Aim of the task>
Search the entries below. Return every line that has "face" in it.

Data provided>

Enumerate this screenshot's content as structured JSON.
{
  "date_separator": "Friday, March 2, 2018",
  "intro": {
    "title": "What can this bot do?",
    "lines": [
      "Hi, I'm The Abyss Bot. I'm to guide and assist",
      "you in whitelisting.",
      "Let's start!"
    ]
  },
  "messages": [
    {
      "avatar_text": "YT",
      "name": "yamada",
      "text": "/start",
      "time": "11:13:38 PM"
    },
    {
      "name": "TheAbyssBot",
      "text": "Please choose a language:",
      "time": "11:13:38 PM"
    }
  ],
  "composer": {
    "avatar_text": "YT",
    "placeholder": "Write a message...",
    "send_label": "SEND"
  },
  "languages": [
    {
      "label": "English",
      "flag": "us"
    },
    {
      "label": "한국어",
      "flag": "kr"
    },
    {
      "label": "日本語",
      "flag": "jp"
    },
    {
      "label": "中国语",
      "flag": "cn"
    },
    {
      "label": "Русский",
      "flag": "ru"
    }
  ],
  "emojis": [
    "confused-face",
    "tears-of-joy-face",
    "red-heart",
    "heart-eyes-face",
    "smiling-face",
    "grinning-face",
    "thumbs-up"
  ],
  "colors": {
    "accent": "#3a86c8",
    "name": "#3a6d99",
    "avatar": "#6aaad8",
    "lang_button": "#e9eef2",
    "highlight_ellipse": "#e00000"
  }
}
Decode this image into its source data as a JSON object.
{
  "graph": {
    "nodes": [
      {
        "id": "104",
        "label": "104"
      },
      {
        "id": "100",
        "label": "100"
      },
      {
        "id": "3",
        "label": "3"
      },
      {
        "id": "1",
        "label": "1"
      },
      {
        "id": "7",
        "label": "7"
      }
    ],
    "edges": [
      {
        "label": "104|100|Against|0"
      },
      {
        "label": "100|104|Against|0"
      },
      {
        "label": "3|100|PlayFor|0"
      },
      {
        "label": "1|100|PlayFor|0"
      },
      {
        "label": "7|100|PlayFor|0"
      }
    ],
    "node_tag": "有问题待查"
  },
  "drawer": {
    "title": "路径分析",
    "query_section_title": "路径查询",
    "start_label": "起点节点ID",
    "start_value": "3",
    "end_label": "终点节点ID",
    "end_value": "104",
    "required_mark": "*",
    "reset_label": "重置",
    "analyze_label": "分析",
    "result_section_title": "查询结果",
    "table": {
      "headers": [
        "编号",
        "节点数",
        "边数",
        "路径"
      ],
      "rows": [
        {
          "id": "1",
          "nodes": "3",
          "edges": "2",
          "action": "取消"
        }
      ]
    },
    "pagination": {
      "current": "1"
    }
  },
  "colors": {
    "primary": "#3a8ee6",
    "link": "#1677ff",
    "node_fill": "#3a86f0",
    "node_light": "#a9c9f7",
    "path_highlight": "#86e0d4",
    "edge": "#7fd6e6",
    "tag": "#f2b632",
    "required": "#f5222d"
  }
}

The completed task>
    "confused-face",
    "tears-of-joy-face",
    "heart-eyes-face",
    "smiling-face",
    "grinning-face",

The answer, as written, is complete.